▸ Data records
▶
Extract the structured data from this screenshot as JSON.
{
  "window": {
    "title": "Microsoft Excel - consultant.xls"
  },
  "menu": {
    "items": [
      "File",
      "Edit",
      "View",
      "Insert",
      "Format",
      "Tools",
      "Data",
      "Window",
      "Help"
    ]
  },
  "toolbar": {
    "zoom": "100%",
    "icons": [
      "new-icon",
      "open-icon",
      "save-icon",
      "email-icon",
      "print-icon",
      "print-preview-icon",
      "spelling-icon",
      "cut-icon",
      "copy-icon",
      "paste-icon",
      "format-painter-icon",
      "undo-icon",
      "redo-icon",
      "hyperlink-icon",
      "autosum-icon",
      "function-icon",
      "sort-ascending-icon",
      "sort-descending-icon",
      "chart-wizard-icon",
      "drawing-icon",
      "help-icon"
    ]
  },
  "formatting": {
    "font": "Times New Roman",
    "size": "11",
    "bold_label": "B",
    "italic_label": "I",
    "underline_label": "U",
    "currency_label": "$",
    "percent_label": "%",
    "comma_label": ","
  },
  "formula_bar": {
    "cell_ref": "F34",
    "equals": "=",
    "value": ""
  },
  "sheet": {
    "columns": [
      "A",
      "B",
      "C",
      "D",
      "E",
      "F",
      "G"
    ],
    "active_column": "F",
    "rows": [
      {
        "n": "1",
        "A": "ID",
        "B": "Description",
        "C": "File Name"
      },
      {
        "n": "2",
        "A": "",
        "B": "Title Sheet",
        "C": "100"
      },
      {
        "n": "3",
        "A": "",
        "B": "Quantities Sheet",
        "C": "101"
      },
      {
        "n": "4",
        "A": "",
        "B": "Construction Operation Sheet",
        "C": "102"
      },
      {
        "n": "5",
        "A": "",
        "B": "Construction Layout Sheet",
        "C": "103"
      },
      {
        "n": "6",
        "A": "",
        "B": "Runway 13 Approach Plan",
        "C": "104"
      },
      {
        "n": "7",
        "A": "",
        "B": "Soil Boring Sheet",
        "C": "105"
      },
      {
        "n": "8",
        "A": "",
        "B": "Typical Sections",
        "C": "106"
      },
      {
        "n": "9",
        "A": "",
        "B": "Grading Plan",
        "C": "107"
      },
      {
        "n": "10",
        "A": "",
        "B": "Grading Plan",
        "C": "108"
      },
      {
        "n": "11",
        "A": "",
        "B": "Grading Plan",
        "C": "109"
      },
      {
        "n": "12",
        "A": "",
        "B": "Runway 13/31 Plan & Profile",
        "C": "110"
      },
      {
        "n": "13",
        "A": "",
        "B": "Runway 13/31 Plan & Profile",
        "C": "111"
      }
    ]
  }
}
◀
▸ Written task
All the data must be duplicated exactly, with nothing added or removed.

▸ Problem solution
Extract the structured data from this screenshot as JSON.
{
  "window": {
    "title": "Microsoft Excel - consultant.xls"
  },
  "menu": {
    "items": [
      "File",
      "Edit",
      "View",
      "Insert",
      "Format",
      "Tools",
      "Data",
      "Window",
      "Help"
    ]
  },
  "toolbar": {
    "zoom": "100%",
    "icons": [
      "new-icon",
      "open-icon",
      "save-icon",
      "email-icon",
      "print-icon",
      "print-preview-icon",
      "spelling-icon",
      "cut-icon",
      "copy-icon",
      "paste-icon",
      "format-painter-icon",
      "undo-icon",
      "redo-icon",
      "hyperlink-icon",
      "autosum-icon",
      "function-icon",
      "sort-ascending-icon",
      "sort-descending-icon",
      "chart-wizard-icon",
      "drawing-icon",
      "help-icon"
    ]
  },
  "formatting": {
    "font": "Times New Roman",
    "size": "11",
    "bold_label": "B",
    "italic_label": "I",
    "underline_label": "U",
    "currency_label": "$",
    "percent_label": "%",
    "comma_label": ","
  },
  "formula_bar": {
    "cell_ref": "F34",
    "equals": "=",
    "value": ""
  },
  "sheet": {
    "columns": [
      "A",
      "B",
      "C",
      "D",
      "E",
      "F",
      "G"
    ],
    "active_column": "F",
    "rows": [
      {
        "n": "1",
        "A": "ID",
        "B": "Description",
        "C": "File Name"
      },
      {
        "n": "2",
        "A": "",
        "B": "Title Sheet",
        "C": "100"
      },
      {
        "n": "3",
        "A": "",
        "B": "Quantities Sheet",
        "C": "101"
      },
      {
        "n": "4",
        "A": "",
        "B": "Construction Operation Sheet",
        "C": "102"
      },
      {
        "n": "5",
        "A": "",
        "B": "Construction Layout Sheet",
        "C": "103"
      },
      {
        "n": "6",
        "A": "",
        "B": "Runway 13 Approach Plan",
        "C": "104"
      },
      {
        "n": "7",
        "A": "",
        "B": "Soil Boring Sheet",
        "C": "105"
      },
      {
        "n": "8",
        "A": "",
        "B": "Typical Sections",
        "C": "106"
      },
      {
        "n": "9",
        "A": "",
        "B": "Grading Plan",
        "C": "107"
      },
      {
        "n": "10",
        "A": "",
        "B": "Grading Plan",
        "C": "108"
      },
      {
        "n": "11",
        "A": "",
        "B": "Grading Plan",
        "C": "109"
      },
      {
        "n": "12",
        "A": "",
        "B": "Runway 13/31 Plan & Profile",
        "C": "110"
      },
      {
        "n": "13",
        "A": "",
        "B": "Runway 13/31 Plan & Profile",
        "C": "111"
      }
    ]
  }
}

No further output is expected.